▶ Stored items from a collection
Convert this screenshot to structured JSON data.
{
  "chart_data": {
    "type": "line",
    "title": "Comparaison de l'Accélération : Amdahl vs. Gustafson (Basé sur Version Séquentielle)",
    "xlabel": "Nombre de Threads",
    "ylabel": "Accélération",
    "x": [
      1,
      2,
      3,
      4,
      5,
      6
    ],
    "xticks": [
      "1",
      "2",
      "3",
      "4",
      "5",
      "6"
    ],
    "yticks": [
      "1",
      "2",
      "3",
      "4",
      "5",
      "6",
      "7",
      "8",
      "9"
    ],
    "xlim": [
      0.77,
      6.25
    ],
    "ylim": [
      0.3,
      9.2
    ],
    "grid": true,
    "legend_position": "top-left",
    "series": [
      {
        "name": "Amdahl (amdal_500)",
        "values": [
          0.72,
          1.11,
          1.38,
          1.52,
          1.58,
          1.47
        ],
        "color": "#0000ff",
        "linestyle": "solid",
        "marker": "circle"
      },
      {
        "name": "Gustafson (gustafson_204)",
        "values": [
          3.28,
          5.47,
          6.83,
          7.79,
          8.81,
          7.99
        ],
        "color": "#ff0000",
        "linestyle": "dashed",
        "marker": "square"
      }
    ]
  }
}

▶ Directions
Everything in the listing above should be restated exactly.

▶ Result
Convert this screenshot to structured JSON data.
{
  "chart_data": {
    "type": "line",
    "title": "Comparaison de l'Accélération : Amdahl vs. Gustafson (Basé sur Version Séquentielle)",
    "xlabel": "Nombre de Threads",
    "ylabel": "Accélération",
    "x": [
      1,
      2,
      3,
      4,
      5,
      6
    ],
    "xticks": [
      "1",
      "2",
      "3",
      "4",
      "5",
      "6"
    ],
    "yticks": [
      "1",
      "2",
      "3",
      "4",
      "5",
      "6",
      "7",
      "8",
      "9"
    ],
    "xlim": [
      0.77,
      6.25
    ],
    "ylim": [
      0.3,
      9.2
    ],
    "grid": true,
    "legend_position": "top-left",
    "series": [
      {
        "name": "Amdahl (amdal_500)",
        "values": [
          0.72,
          1.11,
          1.38,
          1.52,
          1.58,
          1.47
        ],
        "color": "#0000ff",
        "linestyle": "solid",
        "marker": "circle"
      },
      {
        "name": "Gustafson (gustafson_204)",
        "values": [
          3.28,
          5.47,
          6.83,
          7.79,
          8.81,
          7.99
        ],
        "color": "#ff0000",
        "linestyle": "dashed",
        "marker": "square"
      }
    ]
  }
}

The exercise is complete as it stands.